[Records from a collection of figures]

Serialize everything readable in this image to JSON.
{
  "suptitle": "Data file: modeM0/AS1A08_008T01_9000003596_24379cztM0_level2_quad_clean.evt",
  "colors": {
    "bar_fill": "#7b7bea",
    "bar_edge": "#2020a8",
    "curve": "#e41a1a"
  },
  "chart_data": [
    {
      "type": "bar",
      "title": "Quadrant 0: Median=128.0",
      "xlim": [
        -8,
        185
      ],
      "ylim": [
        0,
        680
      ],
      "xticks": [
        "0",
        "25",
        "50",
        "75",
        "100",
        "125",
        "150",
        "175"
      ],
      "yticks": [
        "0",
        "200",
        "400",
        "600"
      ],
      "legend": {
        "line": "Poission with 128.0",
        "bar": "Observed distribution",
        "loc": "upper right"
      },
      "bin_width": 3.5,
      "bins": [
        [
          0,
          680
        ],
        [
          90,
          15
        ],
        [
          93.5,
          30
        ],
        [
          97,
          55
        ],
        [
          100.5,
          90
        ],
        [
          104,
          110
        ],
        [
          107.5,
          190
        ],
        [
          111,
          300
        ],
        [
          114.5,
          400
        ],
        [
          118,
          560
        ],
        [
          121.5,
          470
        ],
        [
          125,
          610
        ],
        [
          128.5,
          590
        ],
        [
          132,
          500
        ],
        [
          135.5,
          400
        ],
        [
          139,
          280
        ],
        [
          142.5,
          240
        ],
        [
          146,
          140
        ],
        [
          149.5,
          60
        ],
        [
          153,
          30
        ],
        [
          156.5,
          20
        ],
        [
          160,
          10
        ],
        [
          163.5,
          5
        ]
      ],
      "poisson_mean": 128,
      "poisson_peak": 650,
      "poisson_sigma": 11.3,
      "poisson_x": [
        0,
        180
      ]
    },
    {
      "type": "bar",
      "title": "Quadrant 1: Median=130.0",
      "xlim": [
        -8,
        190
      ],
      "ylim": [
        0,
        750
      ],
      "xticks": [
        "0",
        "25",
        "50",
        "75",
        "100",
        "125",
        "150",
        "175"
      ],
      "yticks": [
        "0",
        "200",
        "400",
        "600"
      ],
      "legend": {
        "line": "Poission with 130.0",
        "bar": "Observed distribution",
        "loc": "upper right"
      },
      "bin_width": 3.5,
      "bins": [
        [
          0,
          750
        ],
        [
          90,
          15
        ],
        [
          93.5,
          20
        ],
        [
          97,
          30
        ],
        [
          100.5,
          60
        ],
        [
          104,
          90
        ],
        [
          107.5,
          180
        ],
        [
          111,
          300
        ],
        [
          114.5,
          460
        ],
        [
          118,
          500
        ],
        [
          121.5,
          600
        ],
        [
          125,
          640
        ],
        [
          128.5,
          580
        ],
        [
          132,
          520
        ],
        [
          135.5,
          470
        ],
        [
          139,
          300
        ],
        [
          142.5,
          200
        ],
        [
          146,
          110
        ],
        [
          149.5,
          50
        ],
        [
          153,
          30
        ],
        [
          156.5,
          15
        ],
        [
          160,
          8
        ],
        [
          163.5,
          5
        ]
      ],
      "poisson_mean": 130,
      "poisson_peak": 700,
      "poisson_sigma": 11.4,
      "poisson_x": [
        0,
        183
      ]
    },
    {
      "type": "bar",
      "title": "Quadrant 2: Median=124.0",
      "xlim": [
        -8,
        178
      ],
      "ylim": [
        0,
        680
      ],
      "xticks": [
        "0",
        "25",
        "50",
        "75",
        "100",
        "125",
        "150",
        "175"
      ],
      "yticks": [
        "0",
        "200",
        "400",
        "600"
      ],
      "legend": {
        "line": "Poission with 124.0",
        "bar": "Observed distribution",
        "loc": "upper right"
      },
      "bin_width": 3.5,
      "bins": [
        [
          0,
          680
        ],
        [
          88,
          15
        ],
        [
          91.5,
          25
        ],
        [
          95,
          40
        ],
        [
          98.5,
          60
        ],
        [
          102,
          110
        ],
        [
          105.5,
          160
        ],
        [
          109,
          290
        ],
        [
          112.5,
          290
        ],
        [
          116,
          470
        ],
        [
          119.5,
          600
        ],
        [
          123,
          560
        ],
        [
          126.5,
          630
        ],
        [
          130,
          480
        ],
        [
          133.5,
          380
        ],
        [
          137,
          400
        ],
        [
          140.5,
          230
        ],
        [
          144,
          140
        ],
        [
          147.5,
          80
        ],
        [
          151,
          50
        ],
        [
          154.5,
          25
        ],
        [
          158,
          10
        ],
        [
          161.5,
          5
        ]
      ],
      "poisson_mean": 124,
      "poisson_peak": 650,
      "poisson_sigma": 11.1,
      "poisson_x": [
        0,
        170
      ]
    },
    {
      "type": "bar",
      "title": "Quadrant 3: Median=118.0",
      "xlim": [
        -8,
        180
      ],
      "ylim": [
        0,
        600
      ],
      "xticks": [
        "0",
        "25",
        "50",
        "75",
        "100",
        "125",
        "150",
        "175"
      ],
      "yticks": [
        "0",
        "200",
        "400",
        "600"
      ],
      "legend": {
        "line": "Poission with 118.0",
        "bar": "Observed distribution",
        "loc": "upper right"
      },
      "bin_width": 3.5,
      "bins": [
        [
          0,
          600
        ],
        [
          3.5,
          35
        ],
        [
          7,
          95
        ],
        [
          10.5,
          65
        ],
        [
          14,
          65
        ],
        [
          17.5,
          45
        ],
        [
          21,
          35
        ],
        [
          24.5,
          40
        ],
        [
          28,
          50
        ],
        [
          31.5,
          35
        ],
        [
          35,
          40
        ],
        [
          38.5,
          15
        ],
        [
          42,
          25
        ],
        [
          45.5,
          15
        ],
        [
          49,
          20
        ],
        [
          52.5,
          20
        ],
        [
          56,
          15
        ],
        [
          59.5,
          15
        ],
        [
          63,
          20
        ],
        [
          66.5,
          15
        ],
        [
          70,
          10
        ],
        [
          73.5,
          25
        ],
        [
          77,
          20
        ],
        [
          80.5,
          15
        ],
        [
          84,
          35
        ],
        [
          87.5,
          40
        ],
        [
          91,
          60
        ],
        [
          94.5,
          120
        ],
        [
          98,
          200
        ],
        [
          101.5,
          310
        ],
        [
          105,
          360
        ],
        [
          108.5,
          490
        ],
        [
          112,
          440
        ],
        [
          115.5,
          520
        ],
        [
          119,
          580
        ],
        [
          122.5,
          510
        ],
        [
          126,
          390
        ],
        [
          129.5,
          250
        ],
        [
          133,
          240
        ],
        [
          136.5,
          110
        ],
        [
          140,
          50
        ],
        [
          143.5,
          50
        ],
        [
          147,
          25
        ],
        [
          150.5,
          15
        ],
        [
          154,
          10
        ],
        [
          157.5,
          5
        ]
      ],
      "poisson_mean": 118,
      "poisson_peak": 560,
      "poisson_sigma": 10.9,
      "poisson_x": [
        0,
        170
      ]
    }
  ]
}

[Required task] Scan the material for lines with the word "Quadrant", and copy each line you find.

[Exercise result]
      "title": "Quadrant 0: Median=128.0",
      "title": "Quadrant 1: Median=130.0",
      "title": "Quadrant 2: Median=124.0",
      "title": "Quadrant 3: Median=118.0",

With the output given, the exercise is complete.